> REQUEST
Every entry must be given again exactly.

┌──

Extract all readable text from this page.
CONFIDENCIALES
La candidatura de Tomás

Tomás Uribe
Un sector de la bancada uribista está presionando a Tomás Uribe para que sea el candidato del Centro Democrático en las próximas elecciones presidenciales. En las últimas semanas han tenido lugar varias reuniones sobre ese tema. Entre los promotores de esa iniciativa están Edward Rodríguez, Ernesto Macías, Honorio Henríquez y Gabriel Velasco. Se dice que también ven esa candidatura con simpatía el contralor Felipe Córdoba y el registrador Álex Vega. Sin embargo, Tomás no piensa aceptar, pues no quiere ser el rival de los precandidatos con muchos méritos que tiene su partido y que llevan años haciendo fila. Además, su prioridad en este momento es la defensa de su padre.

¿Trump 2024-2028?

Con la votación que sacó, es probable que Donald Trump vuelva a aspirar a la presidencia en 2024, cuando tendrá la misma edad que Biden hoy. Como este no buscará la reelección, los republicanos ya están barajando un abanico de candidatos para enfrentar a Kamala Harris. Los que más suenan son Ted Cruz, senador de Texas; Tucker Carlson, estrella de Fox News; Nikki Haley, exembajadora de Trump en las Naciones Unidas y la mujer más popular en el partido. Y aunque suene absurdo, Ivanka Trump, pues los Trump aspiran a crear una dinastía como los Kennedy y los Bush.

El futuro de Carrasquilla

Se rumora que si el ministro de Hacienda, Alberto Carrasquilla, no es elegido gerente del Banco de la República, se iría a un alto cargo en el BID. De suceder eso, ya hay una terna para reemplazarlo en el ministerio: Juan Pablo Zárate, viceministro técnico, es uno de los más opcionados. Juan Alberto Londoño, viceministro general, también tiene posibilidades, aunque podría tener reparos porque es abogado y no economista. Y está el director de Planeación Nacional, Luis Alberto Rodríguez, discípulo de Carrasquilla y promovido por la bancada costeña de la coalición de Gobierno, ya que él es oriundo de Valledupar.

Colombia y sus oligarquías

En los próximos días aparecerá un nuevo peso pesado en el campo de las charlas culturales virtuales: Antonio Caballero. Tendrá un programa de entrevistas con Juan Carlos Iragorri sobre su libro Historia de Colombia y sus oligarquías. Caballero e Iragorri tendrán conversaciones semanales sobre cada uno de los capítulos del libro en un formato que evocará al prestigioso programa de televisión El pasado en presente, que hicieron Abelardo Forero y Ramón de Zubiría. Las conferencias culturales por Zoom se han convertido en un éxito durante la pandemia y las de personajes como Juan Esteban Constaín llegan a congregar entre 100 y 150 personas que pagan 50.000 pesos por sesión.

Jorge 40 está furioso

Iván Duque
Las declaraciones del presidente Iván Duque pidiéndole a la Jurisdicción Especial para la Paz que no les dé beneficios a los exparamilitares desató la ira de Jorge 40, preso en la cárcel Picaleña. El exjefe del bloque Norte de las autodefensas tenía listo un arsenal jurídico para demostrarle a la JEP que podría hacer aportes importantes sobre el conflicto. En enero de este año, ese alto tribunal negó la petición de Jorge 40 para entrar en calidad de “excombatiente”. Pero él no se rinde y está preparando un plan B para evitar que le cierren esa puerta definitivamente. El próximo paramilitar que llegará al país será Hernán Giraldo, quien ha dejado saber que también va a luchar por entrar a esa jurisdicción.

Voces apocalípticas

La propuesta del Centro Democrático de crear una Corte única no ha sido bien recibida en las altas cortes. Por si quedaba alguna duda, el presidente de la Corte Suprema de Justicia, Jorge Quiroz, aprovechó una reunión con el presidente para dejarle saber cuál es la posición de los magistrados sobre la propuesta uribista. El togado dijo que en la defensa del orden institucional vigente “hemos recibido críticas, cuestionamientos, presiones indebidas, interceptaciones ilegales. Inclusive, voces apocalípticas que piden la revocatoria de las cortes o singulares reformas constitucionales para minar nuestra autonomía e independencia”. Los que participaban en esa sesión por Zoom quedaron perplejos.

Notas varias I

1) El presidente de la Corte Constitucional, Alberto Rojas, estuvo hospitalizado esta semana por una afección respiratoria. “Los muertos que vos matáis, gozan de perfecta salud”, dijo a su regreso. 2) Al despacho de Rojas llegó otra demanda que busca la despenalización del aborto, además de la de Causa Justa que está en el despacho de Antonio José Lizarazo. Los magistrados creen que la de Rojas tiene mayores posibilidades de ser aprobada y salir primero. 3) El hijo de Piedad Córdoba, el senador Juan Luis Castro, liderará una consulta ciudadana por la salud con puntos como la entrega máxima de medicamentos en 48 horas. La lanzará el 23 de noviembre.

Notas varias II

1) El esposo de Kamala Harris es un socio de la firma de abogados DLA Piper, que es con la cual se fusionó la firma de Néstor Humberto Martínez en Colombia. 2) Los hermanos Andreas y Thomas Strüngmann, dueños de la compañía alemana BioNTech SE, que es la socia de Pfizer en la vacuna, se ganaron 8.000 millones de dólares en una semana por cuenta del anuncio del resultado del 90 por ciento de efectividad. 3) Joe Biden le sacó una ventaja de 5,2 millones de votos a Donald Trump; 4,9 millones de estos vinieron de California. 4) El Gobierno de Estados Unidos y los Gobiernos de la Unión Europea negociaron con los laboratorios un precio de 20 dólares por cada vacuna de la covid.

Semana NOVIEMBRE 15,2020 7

└──

> CORRECT RESPONSE
Extract all readable text from this page.
CONFIDENCIALES
La candidatura de Tomás

Tomás Uribe
Un sector de la bancada uribista está presionando a Tomás Uribe para que sea el candidato del Centro Democrático en las próximas elecciones presidenciales. En las últimas semanas han tenido lugar varias reuniones sobre ese tema. Entre los promotores de esa iniciativa están Edward Rodríguez, Ernesto Macías, Honorio Henríquez y Gabriel Velasco. Se dice que también ven esa candidatura con simpatía el contralor Felipe Córdoba y el registrador Álex Vega. Sin embargo, Tomás no piensa aceptar, pues no quiere ser el rival de los precandidatos con muchos méritos que tiene su partido y que llevan años haciendo fila. Además, su prioridad en este momento es la defensa de su padre.

¿Trump 2024-2028?

Con la votación que sacó, es probable que Donald Trump vuelva a aspirar a la presidencia en 2024, cuando tendrá la misma edad que Biden hoy. Como este no buscará la reelección, los republicanos ya están barajando un abanico de candidatos para enfrentar a Kamala Harris. Los que más suenan son Ted Cruz, senador de Texas; Tucker Carlson, estrella de Fox News; Nikki Haley, exembajadora de Trump en las Naciones Unidas y la mujer más popular en el partido. Y aunque suene absurdo, Ivanka Trump, pues los Trump aspiran a crear una dinastía como los Kennedy y los Bush.

El futuro de Carrasquilla

Se rumora que si el ministro de Hacienda, Alberto Carrasquilla, no es elegido gerente del Banco de la República, se iría a un alto cargo en el BID. De suceder eso, ya hay una terna para reemplazarlo en el ministerio: Juan Pablo Zárate, viceministro técnico, es uno de los más opcionados. Juan Alberto Londoño, viceministro general, también tiene posibilidades, aunque podría tener reparos porque es abogado y no economista. Y está el director de Planeación Nacional, Luis Alberto Rodríguez, discípulo de Carrasquilla y promovido por la bancada costeña de la coalición de Gobierno, ya que él es oriundo de Valledupar.

Colombia y sus oligarquías

En los próximos días aparecerá un nuevo peso pesado en el campo de las charlas culturales virtuales: Antonio Caballero. Tendrá un programa de entrevistas con Juan Carlos Iragorri sobre su libro Historia de Colombia y sus oligarquías. Caballero e Iragorri tendrán conversaciones semanales sobre cada uno de los capítulos del libro en un formato que evocará al prestigioso programa de televisión El pasado en presente, que hicieron Abelardo Forero y Ramón de Zubiría. Las conferencias culturales por Zoom se han convertido en un éxito durante la pandemia y las de personajes como Juan Esteban Constaín llegan a congregar entre 100 y 150 personas que pagan 50.000 pesos por sesión.

Jorge 40 está furioso

Iván Duque
Las declaraciones del presidente Iván Duque pidiéndole a la Jurisdicción Especial para la Paz que no les dé beneficios a los exparamilitares desató la ira de Jorge 40, preso en la cárcel Picaleña. El exjefe del bloque Norte de las autodefensas tenía listo un arsenal jurídico para demostrarle a la JEP que podría hacer aportes importantes sobre el conflicto. En enero de este año, ese alto tribunal negó la petición de Jorge 40 para entrar en calidad de “excombatiente”. Pero él no se rinde y está preparando un plan B para evitar que le cierren esa puerta definitivamente. El próximo paramilitar que llegará al país será Hernán Giraldo, quien ha dejado saber que también va a luchar por entrar a esa jurisdicción.

Voces apocalípticas

La propuesta del Centro Democrático de crear una Corte única no ha sido bien recibida en las altas cortes. Por si quedaba alguna duda, el presidente de la Corte Suprema de Justicia, Jorge Quiroz, aprovechó una reunión con el presidente para dejarle saber cuál es la posición de los magistrados sobre la propuesta uribista. El togado dijo que en la defensa del orden institucional vigente “hemos recibido críticas, cuestionamientos, presiones indebidas, interceptaciones ilegales. Inclusive, voces apocalípticas que piden la revocatoria de las cortes o singulares reformas constitucionales para minar nuestra autonomía e independencia”. Los que participaban en esa sesión por Zoom quedaron perplejos.

Notas varias I

1) El presidente de la Corte Constitucional, Alberto Rojas, estuvo hospitalizado esta semana por una afección respiratoria. “Los muertos que vos matáis, gozan de perfecta salud”, dijo a su regreso. 2) Al despacho de Rojas llegó otra demanda que busca la despenalización del aborto, además de la de Causa Justa que está en el despacho de Antonio José Lizarazo. Los magistrados creen que la de Rojas tiene mayores posibilidades de ser aprobada y salir primero. 3) El hijo de Piedad Córdoba, el senador Juan Luis Castro, liderará una consulta ciudadana por la salud con puntos como la entrega máxima de medicamentos en 48 horas. La lanzará el 23 de noviembre.

Notas varias II

1) El esposo de Kamala Harris es un socio de la firma de abogados DLA Piper, que es con la cual se fusionó la firma de Néstor Humberto Martínez en Colombia. 2) Los hermanos Andreas y Thomas Strüngmann, dueños de la compañía alemana BioNTech SE, que es la socia de Pfizer en la vacuna, se ganaron 8.000 millones de dólares en una semana por cuenta del anuncio del resultado del 90 por ciento de efectividad. 3) Joe Biden le sacó una ventaja de 5,2 millones de votos a Donald Trump; 4,9 millones de estos vinieron de California. 4) El Gobierno de Estados Unidos y los Gobiernos de la Unión Europea negociaron con los laboratorios un precio de 20 dólares por cada vacuna de la covid.

Semana NOVIEMBRE 15,2020 7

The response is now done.